Problem description:
Provide the records once more, identical to the original.

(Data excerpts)
____

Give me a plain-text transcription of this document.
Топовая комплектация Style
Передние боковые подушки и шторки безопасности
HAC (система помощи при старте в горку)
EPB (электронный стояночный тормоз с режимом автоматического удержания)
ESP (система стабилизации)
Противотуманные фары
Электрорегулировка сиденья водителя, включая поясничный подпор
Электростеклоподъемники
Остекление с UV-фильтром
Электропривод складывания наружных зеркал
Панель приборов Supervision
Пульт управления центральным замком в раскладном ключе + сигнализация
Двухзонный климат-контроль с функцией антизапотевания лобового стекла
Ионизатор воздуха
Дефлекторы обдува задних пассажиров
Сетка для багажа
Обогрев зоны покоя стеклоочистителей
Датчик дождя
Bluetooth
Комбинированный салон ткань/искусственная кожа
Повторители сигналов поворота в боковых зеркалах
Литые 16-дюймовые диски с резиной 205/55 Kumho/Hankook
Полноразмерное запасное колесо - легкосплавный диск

____

Finished exercise:
Give me a plain-text transcription of this document.
Топовая комплектация Style
Передние боковые подушки и шторки безопасности
HAC (система помощи при старте в горку)
EPB (электронный стояночный тормоз с режимом автоматического удержания)
ESP (система стабилизации)
Противотуманные фары
Электрорегулировка сиденья водителя, включая поясничный подпор
Электростеклоподъемники
Остекление с UV-фильтром
Электропривод складывания наружных зеркал
Панель приборов Supervision
Пульт управления центральным замком в раскладном ключе + сигнализация
Двухзонный климат-контроль с функцией антизапотевания лобового стекла
Ионизатор воздуха
Дефлекторы обдува задних пассажиров
Сетка для багажа
Обогрев зоны покоя стеклоочистителей
Датчик дождя
Bluetooth
Комбинированный салон ткань/искусственная кожа
Повторители сигналов поворота в боковых зеркалах
Литые 16-дюймовые диски с резиной 205/55 Kumho/Hankook
Полноразмерное запасное колесо - легкосплавный диск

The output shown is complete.